> REQUIRED TASK
Repeat the lines below exactly as they appear, but leave out the images.

> Stored data
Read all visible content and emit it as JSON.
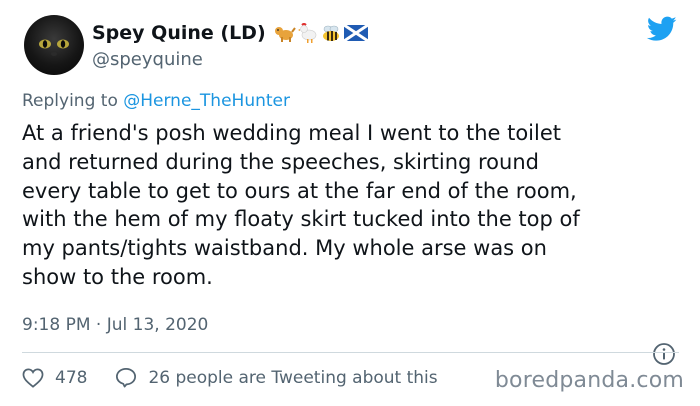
{
  "author": {
    "display_name": "Spey Quine (LD)",
    "handle": "@speyquine",
    "name_emoji": [
      "dog-emoji",
      "chicken-emoji",
      "bee-emoji",
      "scotland-flag-emoji"
    ]
  },
  "reply": {
    "prefix": "Replying to",
    "mention": "@Herne_TheHunter"
  },
  "tweet": {
    "text": "At a friend's posh wedding meal I went to the toilet\nand returned during the speeches, skirting round\nevery table to get to ours at the far end of the room,\nwith the hem of my floaty skirt tucked into the top of\nmy pants/tights waistband. My whole arse was on\nshow to the room.",
    "timestamp": "9:18 PM · Jul 13, 2020"
  },
  "actions": {
    "likes": "478",
    "conversation": "26 people are Tweeting about this"
  },
  "watermark": "boredpanda.com",
  "colors": {
    "twitter_blue": "#1da1f2",
    "mention": "#1b95e0",
    "secondary_text": "#536471"
  }
}
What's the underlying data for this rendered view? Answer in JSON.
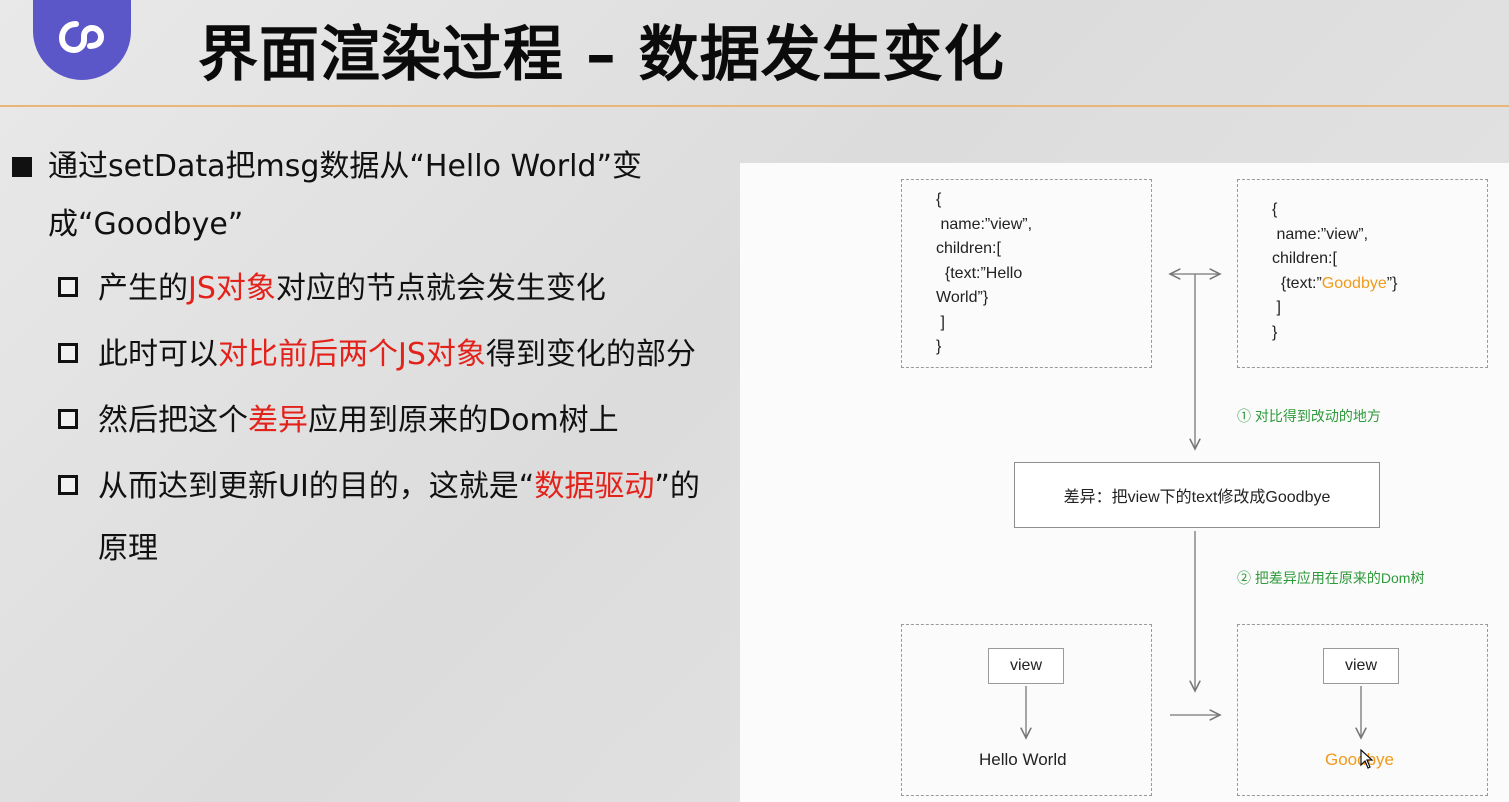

> REPLY TO THE EXERCISE
Read all visible content and emit it as JSON.
{
  "author": {
    "display_name": "Spey Quine (LD)",
    "handle": "@speyquine",
    "name_emoji": [
      "dog-emoji",
      "chicken-emoji",
      "bee-emoji",
      "scotland-flag-emoji"
    ]
  },
  "reply": {
    "prefix": "Replying to",
    "mention": "@Herne_TheHunter"
  },
  "tweet": {
    "text": "At a friend's posh wedding meal I went to the toilet\nand returned during the speeches, skirting round\nevery table to get to ours at the far end of the room,\nwith the hem of my floaty skirt tucked into the top of\nmy pants/tights waistband. My whole arse was on\nshow to the room.",
    "timestamp": "9:18 PM · Jul 13, 2020"
  },
  "actions": {
    "likes": "478",
    "conversation": "26 people are Tweeting about this"
  },
  "watermark": "boredpanda.com",
  "colors": {
    "twitter_blue": "#1da1f2",
    "mention": "#1b95e0",
    "secondary_text": "#536471"
  }
}
What's the underlying data for this rendered view? Answer in JSON.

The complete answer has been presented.